Problem requirements:
Copy, from the entries below, each line in which the string "text" appears.
[start Recorded data]
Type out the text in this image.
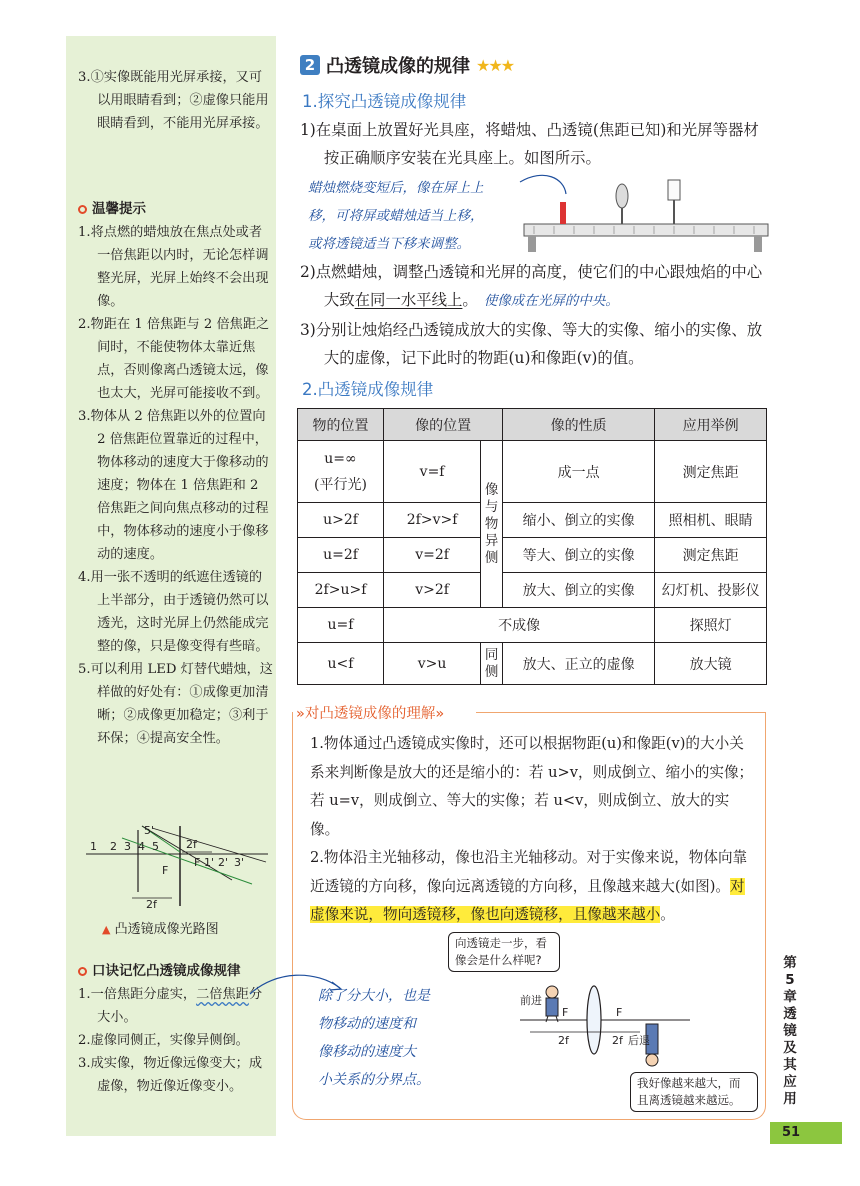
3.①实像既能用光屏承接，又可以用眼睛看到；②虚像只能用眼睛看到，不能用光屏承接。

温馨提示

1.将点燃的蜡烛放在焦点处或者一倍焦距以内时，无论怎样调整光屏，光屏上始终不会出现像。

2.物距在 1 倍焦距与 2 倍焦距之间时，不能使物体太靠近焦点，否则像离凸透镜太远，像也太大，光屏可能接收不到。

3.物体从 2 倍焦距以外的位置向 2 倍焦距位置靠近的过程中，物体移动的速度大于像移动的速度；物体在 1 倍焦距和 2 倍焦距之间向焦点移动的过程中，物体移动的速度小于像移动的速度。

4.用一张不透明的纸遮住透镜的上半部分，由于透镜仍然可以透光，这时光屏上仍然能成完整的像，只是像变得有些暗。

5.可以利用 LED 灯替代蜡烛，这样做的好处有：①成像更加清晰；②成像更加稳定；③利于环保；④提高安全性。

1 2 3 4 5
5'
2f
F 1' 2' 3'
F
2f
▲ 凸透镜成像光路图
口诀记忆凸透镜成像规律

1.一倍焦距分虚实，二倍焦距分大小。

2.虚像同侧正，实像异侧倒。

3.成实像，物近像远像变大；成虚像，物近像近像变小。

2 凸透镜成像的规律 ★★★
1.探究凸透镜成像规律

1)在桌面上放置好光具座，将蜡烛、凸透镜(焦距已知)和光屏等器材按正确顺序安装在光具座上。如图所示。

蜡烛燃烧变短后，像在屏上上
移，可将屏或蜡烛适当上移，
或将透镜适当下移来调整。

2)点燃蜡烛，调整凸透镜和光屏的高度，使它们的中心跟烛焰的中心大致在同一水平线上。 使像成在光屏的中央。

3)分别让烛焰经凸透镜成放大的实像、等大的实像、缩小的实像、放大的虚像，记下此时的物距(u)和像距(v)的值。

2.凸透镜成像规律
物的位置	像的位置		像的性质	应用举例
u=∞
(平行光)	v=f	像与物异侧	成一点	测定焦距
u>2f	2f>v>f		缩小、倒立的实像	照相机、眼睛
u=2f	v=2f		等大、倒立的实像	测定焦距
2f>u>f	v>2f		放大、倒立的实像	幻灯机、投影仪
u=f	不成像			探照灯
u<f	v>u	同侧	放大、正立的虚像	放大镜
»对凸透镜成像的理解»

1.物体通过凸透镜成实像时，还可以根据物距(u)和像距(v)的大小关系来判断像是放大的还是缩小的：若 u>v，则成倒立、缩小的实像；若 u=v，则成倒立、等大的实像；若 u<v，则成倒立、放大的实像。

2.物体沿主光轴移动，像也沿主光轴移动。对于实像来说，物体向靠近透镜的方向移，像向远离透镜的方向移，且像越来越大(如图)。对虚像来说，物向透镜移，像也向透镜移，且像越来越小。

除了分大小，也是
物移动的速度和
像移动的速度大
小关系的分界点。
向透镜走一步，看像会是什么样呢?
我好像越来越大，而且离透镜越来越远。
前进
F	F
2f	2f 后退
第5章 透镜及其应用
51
[end Recorded data]
[start Recorded data]
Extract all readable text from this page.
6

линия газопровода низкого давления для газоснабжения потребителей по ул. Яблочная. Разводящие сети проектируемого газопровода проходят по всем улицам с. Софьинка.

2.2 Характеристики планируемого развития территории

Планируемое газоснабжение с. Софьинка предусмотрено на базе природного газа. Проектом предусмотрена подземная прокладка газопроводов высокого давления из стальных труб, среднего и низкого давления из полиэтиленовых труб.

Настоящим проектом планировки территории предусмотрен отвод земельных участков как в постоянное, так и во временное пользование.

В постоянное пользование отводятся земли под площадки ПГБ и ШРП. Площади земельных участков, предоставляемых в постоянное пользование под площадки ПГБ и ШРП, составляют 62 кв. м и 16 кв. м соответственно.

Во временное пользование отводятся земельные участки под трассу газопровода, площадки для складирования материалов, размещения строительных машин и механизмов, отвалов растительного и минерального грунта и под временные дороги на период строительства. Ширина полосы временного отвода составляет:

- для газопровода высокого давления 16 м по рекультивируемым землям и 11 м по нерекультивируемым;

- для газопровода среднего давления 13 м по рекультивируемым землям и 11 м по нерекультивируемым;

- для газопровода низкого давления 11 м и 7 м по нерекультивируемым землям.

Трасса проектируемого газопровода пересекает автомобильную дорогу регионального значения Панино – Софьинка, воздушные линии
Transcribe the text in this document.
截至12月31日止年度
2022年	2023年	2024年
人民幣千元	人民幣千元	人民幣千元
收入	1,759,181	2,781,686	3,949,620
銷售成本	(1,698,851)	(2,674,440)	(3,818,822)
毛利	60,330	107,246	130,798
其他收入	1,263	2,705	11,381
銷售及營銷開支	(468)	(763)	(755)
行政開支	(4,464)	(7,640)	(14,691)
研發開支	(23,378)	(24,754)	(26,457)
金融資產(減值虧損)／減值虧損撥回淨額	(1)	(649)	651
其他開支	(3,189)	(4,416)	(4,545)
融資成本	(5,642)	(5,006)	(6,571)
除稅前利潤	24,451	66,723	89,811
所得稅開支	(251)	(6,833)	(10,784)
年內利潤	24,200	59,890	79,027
[end Recorded data]
Solution to the exercise:
Type out the text in this image.
Extract all readable text from this page.
Transcribe the text in this document.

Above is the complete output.